Quote the lines of the listing below verbatim, from its first line through the line containing "floor (44, 229, 751, 546)", inclusive.

+++ RECORDS TO USE

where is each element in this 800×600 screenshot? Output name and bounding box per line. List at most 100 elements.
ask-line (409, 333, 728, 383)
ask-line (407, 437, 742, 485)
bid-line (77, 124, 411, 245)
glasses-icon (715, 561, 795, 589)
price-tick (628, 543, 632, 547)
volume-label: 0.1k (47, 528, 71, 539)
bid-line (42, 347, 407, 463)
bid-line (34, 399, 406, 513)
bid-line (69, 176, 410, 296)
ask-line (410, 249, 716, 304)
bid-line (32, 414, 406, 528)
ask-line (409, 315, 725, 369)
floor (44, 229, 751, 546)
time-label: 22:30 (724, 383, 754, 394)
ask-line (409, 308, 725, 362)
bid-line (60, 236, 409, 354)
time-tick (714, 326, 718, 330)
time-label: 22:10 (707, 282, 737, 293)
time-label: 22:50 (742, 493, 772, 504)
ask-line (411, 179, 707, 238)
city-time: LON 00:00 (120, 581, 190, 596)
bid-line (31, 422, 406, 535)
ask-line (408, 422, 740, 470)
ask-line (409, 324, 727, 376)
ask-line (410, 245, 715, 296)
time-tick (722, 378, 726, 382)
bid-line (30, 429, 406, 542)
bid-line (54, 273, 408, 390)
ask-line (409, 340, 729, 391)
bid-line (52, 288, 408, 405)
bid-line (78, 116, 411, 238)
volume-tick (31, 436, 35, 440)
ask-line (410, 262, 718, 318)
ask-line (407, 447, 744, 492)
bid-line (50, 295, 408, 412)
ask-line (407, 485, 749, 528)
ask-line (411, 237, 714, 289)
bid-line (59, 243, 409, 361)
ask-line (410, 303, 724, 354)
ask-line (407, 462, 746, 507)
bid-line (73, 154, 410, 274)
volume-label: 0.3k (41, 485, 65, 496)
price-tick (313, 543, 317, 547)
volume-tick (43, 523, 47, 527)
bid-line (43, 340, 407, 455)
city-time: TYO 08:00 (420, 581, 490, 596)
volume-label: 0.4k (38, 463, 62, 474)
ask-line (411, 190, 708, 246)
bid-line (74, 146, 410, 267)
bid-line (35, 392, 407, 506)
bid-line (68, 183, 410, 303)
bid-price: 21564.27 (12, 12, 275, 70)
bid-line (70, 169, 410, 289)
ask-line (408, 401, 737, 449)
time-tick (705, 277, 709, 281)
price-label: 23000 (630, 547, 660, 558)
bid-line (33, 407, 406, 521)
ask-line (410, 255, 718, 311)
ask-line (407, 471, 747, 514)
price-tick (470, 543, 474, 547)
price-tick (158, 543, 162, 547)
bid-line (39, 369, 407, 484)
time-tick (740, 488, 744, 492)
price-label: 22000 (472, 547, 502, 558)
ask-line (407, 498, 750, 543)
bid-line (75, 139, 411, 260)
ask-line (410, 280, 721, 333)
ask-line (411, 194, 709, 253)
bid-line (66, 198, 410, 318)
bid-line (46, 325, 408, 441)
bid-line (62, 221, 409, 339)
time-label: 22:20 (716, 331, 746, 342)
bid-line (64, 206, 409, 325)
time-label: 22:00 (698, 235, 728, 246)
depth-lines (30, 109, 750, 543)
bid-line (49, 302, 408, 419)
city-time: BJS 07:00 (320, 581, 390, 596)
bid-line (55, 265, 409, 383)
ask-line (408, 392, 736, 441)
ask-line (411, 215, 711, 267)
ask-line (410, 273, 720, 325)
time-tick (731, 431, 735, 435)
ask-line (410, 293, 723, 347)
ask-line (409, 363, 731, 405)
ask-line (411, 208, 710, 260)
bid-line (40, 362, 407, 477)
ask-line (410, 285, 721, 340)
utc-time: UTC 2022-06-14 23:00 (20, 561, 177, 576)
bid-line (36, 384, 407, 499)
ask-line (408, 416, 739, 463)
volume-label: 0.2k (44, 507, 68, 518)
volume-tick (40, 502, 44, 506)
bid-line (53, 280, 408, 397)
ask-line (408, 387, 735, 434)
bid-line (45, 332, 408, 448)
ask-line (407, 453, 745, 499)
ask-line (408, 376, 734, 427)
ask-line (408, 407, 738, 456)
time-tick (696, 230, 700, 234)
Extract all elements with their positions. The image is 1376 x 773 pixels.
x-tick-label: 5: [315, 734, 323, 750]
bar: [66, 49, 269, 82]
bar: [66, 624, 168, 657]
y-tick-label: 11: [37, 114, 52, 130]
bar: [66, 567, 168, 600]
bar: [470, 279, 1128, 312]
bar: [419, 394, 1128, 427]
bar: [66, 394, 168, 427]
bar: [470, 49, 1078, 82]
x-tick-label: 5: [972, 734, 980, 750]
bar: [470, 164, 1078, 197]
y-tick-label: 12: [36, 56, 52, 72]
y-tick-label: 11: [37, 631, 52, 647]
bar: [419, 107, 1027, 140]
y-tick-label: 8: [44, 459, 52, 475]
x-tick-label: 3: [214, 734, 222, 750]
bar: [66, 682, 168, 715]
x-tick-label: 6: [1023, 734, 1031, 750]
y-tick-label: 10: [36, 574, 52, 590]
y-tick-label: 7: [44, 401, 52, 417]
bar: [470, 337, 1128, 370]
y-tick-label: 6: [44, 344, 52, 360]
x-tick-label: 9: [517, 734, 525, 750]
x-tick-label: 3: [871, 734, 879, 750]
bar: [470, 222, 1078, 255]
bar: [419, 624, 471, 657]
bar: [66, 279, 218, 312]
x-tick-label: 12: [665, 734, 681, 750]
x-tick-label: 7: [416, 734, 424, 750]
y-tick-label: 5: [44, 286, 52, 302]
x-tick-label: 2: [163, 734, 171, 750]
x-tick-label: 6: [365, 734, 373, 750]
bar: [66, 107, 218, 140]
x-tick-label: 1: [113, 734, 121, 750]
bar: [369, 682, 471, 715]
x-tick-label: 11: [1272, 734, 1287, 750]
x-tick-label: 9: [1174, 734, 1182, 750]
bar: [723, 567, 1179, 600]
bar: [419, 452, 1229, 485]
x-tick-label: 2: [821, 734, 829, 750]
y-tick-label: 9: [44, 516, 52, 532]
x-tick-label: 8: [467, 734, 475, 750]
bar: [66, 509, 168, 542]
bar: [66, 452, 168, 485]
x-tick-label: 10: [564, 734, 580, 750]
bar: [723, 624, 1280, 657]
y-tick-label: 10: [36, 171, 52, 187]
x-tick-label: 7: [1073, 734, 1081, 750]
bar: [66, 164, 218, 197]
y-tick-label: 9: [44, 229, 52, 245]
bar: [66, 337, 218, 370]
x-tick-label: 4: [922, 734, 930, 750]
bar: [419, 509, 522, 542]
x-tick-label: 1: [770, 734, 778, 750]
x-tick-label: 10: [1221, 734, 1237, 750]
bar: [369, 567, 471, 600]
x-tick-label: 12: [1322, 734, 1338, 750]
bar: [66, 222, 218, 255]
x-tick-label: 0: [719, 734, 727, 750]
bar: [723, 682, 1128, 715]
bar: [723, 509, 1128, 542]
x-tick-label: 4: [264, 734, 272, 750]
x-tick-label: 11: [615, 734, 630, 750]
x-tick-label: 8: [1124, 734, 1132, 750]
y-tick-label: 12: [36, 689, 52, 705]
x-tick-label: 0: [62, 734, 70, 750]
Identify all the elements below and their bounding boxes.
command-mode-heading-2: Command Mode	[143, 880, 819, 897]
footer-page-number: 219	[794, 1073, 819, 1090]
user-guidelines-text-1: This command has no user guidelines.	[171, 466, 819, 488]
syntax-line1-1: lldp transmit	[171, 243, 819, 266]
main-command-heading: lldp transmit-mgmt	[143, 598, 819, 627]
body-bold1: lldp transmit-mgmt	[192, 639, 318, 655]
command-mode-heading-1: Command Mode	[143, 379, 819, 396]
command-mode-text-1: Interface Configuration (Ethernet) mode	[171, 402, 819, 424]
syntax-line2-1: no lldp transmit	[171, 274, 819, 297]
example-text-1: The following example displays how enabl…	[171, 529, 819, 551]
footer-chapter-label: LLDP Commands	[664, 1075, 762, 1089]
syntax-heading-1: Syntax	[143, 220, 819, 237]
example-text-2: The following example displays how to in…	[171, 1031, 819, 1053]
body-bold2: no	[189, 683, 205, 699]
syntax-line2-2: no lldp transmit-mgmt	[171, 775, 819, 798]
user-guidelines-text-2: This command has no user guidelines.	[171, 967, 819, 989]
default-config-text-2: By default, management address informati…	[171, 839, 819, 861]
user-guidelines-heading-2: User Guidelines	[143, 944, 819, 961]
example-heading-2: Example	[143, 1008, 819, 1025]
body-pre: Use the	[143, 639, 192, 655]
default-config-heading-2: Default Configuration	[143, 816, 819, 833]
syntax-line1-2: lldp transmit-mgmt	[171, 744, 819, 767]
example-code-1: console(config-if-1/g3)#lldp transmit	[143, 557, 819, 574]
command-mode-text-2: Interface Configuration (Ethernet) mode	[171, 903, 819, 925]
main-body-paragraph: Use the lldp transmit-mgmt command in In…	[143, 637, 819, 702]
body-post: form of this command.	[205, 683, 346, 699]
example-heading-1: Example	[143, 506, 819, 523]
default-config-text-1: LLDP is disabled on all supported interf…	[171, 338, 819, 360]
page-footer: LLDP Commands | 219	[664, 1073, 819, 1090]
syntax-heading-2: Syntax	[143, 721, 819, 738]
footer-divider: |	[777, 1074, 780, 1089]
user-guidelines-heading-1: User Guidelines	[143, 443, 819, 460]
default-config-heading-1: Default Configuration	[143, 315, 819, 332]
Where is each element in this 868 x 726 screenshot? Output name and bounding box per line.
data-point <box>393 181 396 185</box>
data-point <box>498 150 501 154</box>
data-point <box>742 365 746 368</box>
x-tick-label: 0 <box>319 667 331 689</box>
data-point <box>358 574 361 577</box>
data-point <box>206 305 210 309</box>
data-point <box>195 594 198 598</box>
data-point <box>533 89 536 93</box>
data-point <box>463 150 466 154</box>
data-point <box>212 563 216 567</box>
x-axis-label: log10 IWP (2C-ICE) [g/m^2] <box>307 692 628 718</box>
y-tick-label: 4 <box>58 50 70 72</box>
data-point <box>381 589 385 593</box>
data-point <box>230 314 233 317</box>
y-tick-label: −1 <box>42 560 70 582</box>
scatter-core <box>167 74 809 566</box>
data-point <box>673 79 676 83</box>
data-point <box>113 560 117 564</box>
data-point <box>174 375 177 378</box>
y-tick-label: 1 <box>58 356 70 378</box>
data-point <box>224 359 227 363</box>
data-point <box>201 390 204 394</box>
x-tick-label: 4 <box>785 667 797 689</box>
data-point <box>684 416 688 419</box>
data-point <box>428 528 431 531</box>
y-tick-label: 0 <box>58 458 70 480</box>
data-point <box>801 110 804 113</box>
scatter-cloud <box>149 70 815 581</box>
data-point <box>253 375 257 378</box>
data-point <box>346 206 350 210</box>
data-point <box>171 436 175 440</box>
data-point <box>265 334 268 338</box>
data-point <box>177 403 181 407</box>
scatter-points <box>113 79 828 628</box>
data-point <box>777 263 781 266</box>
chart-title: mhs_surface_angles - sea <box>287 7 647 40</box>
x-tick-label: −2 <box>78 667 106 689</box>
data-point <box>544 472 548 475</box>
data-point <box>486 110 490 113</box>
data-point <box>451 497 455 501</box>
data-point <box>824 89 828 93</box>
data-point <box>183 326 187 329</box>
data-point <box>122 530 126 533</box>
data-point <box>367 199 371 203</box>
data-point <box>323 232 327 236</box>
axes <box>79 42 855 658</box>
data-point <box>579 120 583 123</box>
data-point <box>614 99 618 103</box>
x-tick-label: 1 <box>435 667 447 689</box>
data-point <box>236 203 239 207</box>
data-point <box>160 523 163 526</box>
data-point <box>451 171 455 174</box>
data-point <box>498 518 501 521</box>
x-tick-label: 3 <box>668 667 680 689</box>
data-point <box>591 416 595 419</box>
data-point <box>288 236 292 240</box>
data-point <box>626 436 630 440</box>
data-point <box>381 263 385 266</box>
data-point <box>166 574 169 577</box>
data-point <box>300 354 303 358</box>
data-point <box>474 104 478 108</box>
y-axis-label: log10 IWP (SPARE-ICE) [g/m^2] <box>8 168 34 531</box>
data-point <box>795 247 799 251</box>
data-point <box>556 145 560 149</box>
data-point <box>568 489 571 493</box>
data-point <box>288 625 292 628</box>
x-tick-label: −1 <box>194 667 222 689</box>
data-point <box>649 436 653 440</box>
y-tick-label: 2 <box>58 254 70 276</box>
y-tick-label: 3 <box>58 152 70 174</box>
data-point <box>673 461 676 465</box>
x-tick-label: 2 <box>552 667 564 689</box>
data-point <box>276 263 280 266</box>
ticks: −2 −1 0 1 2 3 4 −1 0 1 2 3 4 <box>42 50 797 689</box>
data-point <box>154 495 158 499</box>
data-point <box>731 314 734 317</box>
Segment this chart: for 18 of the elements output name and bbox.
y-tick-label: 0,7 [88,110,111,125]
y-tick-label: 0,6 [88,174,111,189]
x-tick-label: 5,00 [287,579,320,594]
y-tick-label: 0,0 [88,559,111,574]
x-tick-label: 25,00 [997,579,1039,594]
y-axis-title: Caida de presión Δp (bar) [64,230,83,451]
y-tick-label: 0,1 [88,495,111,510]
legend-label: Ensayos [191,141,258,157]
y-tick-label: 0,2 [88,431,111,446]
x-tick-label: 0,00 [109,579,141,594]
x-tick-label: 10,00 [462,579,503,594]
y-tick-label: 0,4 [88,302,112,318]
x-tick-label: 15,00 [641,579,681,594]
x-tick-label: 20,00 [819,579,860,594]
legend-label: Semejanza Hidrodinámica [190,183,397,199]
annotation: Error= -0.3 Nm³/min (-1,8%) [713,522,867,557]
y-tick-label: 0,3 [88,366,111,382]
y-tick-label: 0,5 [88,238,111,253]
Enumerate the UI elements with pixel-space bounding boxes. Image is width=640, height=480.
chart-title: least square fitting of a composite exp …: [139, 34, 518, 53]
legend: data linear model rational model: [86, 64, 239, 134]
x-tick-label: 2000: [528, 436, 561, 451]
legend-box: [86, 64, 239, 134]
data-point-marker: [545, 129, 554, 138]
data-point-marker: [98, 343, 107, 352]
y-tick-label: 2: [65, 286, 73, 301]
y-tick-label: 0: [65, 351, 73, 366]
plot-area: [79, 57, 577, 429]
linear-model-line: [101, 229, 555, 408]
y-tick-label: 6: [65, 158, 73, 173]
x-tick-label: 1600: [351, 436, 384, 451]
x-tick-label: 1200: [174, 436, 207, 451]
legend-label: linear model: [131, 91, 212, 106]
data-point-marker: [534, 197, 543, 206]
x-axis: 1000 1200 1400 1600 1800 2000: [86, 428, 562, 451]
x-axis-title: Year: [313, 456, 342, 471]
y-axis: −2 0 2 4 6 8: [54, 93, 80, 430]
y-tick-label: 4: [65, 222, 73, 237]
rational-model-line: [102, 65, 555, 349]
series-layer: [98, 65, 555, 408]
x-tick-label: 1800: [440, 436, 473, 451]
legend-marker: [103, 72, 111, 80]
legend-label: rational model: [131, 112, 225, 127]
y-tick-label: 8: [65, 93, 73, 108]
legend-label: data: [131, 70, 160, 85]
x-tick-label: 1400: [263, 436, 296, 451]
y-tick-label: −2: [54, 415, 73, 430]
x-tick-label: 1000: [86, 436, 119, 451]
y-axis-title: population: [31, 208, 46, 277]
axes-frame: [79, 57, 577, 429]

++++++

▶ [EXERCISE RESULT]:
where is each element in this 800×600 screenshot? Output name and bounding box per line. List at most 100 elements.
ask-line (409, 333, 728, 383)
ask-line (407, 437, 742, 485)
bid-line (77, 124, 411, 245)
glasses-icon (715, 561, 795, 589)
price-tick (628, 543, 632, 547)
volume-label: 0.1k (47, 528, 71, 539)
bid-line (42, 347, 407, 463)
bid-line (34, 399, 406, 513)
bid-line (69, 176, 410, 296)
ask-line (410, 249, 716, 304)
bid-line (32, 414, 406, 528)
ask-line (409, 315, 725, 369)
floor (44, 229, 751, 546)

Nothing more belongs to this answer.